** Begin Reading passage **

# Pillar 6 · Technical Safeguards

Design layered defenses that protect Azure AI agents from misuse and drift.

## Learning Objectives

- Implement guardrails across the prompt, tool, and response pipeline
- Automate evaluation scenarios to detect regressions
- Document resilience strategies for high-risk agent tasks

## Safeguard Architecture

1. **Prompt Shielding**: Add pre-processing and content filters around `AgentManager.run_agent` to block disallowed input patterns.
2. **Tool Authorization**: Enforce allowlists on function calls leveraging the tool definitions in `01_agent/01_foundry_agent.ipynb` before execution.
3. **Response Moderation**: Integrate post-response checks with Azure AI Content Safety APIs; log outcomes for traceability.
4. **Regression Sweeps**: Schedule automated evaluations (see `02_ethical_responsible.ipynb`) to detect degradation in safety metrics.

## Guardrail Checklist

- Input validation and prompt filtering active
- Tool execution governed by policy
- Response moderation integrated into monitoring pipeline

## Wrap-Up

Return to `01_catalog.ipynb` to track overall governance coverage and identify improvement actions.

## Configure PATH for Azure CLI

Ensure the Azure CLI is accessible in the notebook kernel's PATH.

In [None]:
import os
import shutil

# Replace with the directory you want to add
new_path_entry = "/opt/homebrew/bin"
current_path = os.environ.get('PATH', '')

if new_path_entry not in current_path.split(os.pathsep):
    os.environ['PATH'] = new_path_entry + os.pathsep + current_path
    print(f"Updated PATH for this session: {os.environ['PATH']}")
else:
    print(f"PATH already contains {new_path_entry}: {current_path}")

# You can then verify with shutil.which again
print(f"Location of 'az' found by kernel now: {shutil.which('az')}")

** End Reading passage **

> **Parts of the exercise**:
1. Print everything in the technical safeguards page from "Design layered defenses" down to "outcomes for traceability.".
2. Carry on the technical safeguards page from its last line onward.

** Begin Dataset rows **

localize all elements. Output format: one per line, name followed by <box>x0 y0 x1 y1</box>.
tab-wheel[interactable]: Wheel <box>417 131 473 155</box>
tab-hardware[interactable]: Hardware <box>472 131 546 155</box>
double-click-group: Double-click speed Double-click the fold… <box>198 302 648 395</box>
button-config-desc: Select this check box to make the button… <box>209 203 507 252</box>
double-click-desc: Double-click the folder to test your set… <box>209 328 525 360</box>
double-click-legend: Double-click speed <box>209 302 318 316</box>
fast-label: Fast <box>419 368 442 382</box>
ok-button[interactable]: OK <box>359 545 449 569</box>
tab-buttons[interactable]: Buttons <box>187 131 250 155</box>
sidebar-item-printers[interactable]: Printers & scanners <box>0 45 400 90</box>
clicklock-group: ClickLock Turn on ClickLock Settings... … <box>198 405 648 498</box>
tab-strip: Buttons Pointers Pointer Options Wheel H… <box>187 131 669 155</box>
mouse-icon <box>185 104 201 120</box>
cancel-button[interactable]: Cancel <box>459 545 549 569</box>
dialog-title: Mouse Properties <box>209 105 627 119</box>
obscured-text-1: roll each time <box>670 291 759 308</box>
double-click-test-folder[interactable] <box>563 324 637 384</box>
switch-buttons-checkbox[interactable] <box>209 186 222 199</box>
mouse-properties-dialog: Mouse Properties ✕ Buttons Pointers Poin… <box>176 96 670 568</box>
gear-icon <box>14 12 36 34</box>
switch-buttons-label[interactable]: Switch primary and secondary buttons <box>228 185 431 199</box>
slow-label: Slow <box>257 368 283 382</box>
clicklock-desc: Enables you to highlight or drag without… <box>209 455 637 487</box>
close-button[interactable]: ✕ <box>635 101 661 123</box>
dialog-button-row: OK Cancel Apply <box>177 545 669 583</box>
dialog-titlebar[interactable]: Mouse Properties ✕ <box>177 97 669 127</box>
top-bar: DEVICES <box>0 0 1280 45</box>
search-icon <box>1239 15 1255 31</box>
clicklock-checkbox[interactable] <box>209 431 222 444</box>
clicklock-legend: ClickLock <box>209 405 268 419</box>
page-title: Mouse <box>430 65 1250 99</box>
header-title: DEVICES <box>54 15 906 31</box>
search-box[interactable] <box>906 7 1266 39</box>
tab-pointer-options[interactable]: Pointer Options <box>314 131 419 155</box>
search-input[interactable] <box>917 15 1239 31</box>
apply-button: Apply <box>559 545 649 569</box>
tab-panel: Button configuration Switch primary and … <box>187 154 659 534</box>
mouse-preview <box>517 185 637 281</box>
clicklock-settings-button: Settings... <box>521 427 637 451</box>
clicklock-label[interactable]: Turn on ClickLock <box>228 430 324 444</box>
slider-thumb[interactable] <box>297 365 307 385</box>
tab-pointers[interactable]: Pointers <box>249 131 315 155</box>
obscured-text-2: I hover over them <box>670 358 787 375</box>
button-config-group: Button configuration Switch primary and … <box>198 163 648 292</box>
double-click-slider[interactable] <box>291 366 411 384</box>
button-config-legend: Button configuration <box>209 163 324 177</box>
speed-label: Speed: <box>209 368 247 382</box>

** End Dataset rows **

> **Expected answers**:
1.
Design layered defenses that protect Azure AI agents from misuse and drift.

## Learning Objectives

- Implement guardrails across the prompt, tool, and response pipeline
- Automate evaluation scenarios to detect regressions
- Document resilience strategies for high-risk agent tasks

## Safeguard Architecture

1. **Prompt Shielding**: Add pre-processing and content filters around `AgentManager.run_agent` to block disallowed input patterns.
2. **Tool Authorization**: Enforce allowlists on function calls leveraging the tool definitions in `01_agent/01_foundry_agent.ipynb` before execution.
3. **Response Moderation**: Integrate post-response checks with Azure AI Content Safety APIs; log outcomes for traceability.

2.
In [None]:
# Guarded agent run helper with prompt shielding
import os
import sys
from typing import Callable, Optional
from dotenv import load_dotenv
from azure.identity import DefaultAzureCredential
from azure.ai.projects import AIProjectClient

sys.path.append(os.path.join(os.path.dirname(os.getcwd()), 'utils'))
from agent_utils import AgentManager

# Load environment variables
load_dotenv("../.env")

print("✅ Imports successful")

endpoint = os.getenv("AZURE_AI_PROJECT_ENDPOINT")
if not endpoint:
    raise ValueError("Set AZURE_AI_PROJECT_ENDPOINT in .env.local before running this notebook.")

project_client = AIProjectClient(
    endpoint=endpoint,
    credential=DefaultAzureCredential()
)

manager = AgentManager(project_client)
print("Agent manager ready.")

FORBIDDEN_TERMS = {"password", "social security", "credit card", "exploit"}

def run_with_prompt_shield(agent_id: str, prompt: str, sanitizer: Optional[Callable[[str], str]] = None) -> str:
    lowered = prompt.lower()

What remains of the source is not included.